-- START --

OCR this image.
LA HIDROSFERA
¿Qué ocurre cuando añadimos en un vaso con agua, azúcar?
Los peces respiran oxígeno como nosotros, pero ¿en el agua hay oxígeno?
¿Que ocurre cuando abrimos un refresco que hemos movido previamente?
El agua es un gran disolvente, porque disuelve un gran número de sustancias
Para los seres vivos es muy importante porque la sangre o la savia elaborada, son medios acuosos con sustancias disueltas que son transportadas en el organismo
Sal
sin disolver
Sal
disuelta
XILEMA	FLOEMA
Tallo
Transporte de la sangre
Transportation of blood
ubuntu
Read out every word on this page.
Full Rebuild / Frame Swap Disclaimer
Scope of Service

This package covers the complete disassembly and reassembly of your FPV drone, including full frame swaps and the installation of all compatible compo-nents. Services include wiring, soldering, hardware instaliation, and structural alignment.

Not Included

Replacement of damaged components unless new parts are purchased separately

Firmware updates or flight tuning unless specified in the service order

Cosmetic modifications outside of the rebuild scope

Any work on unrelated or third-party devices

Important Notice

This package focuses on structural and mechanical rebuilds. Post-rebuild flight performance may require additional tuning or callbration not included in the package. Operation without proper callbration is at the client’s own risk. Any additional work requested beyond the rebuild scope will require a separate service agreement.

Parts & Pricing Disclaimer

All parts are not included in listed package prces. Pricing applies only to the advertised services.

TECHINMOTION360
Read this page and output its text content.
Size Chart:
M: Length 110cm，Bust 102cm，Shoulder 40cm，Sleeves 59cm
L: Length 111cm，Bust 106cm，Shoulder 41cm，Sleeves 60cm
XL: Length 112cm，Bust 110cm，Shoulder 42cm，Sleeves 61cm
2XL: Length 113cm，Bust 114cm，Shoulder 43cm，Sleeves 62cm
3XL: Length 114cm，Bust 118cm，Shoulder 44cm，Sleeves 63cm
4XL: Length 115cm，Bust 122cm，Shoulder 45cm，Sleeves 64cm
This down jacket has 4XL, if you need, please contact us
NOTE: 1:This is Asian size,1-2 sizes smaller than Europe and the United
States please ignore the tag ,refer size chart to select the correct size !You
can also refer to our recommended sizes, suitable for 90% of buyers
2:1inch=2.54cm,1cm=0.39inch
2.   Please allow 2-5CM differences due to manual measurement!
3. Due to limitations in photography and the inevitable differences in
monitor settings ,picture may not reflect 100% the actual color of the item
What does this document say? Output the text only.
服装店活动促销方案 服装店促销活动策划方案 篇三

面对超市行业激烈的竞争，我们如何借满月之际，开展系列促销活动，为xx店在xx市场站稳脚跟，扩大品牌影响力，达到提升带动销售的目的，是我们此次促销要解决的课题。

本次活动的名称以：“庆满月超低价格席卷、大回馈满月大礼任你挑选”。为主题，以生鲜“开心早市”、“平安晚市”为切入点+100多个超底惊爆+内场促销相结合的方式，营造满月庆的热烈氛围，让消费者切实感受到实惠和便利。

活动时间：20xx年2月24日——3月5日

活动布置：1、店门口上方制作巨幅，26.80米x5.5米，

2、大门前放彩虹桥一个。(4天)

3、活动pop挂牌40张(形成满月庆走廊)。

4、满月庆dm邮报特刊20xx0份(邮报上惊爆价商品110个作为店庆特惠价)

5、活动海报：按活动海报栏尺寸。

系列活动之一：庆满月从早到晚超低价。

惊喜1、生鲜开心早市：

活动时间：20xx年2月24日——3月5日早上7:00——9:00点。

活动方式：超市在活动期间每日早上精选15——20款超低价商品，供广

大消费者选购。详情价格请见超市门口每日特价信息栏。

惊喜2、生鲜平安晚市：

-- END --

Reproduce the material exactly, with every line intact.

OCR this image.
LA HIDROSFERA
¿Qué ocurre cuando añadimos en un vaso con agua, azúcar?
Los peces respiran oxígeno como nosotros, pero ¿en el agua hay oxígeno?
¿Que ocurre cuando abrimos un refresco que hemos movido previamente?
El agua es un gran disolvente, porque disuelve un gran número de sustancias
Para los seres vivos es muy importante porque la sangre o la savia elaborada, son medios acuosos con sustancias disueltas que son transportadas en el organismo
Sal
sin disolver
Sal
disuelta
XILEMA	FLOEMA
Tallo
Transporte de la sangre
Transportation of blood
ubuntu
Read out every word on this page.
Full Rebuild / Frame Swap Disclaimer
Scope of Service

This package covers the complete disassembly and reassembly of your FPV drone, including full frame swaps and the installation of all compatible compo-nents. Services include wiring, soldering, hardware instaliation, and structural alignment.

Not Included

Replacement of damaged components unless new parts are purchased separately

Firmware updates or flight tuning unless specified in the service order

Cosmetic modifications outside of the rebuild scope

Any work on unrelated or third-party devices

Important Notice

This package focuses on structural and mechanical rebuilds. Post-rebuild flight performance may require additional tuning or callbration not included in the package. Operation without proper callbration is at the client’s own risk. Any additional work requested beyond the rebuild scope will require a separate service agreement.

Parts & Pricing Disclaimer

All parts are not included in listed package prces. Pricing applies only to the advertised services.

TECHINMOTION360
Read this page and output its text content.
Size Chart:
M: Length 110cm，Bust 102cm，Shoulder 40cm，Sleeves 59cm
L: Length 111cm，Bust 106cm，Shoulder 41cm，Sleeves 60cm
XL: Length 112cm，Bust 110cm，Shoulder 42cm，Sleeves 61cm
2XL: Length 113cm，Bust 114cm，Shoulder 43cm，Sleeves 62cm
3XL: Length 114cm，Bust 118cm，Shoulder 44cm，Sleeves 63cm
4XL: Length 115cm，Bust 122cm，Shoulder 45cm，Sleeves 64cm
This down jacket has 4XL, if you need, please contact us
NOTE: 1:This is Asian size,1-2 sizes smaller than Europe and the United
States please ignore the tag ,refer size chart to select the correct size !You
can also refer to our recommended sizes, suitable for 90% of buyers
2:1inch=2.54cm,1cm=0.39inch
2.   Please allow 2-5CM differences due to manual measurement!
3. Due to limitations in photography and the inevitable differences in
monitor settings ,picture may not reflect 100% the actual color of the item
What does this document say? Output the text only.
服装店活动促销方案 服装店促销活动策划方案 篇三

面对超市行业激烈的竞争，我们如何借满月之际，开展系列促销活动，为xx店在xx市场站稳脚跟，扩大品牌影响力，达到提升带动销售的目的，是我们此次促销要解决的课题。

本次活动的名称以：“庆满月超低价格席卷、大回馈满月大礼任你挑选”。为主题，以生鲜“开心早市”、“平安晚市”为切入点+100多个超底惊爆+内场促销相结合的方式，营造满月庆的热烈氛围，让消费者切实感受到实惠和便利。

活动时间：20xx年2月24日——3月5日

活动布置：1、店门口上方制作巨幅，26.80米x5.5米，

2、大门前放彩虹桥一个。(4天)

3、活动pop挂牌40张(形成满月庆走廊)。

4、满月庆dm邮报特刊20xx0份(邮报上惊爆价商品110个作为店庆特惠价)

5、活动海报：按活动海报栏尺寸。

系列活动之一：庆满月从早到晚超低价。

惊喜1、生鲜开心早市：

活动时间：20xx年2月24日——3月5日早上7:00——9:00点。

活动方式：超市在活动期间每日早上精选15——20款超低价商品，供广

大消费者选购。详情价格请见超市门口每日特价信息栏。

惊喜2、生鲜平安晚市：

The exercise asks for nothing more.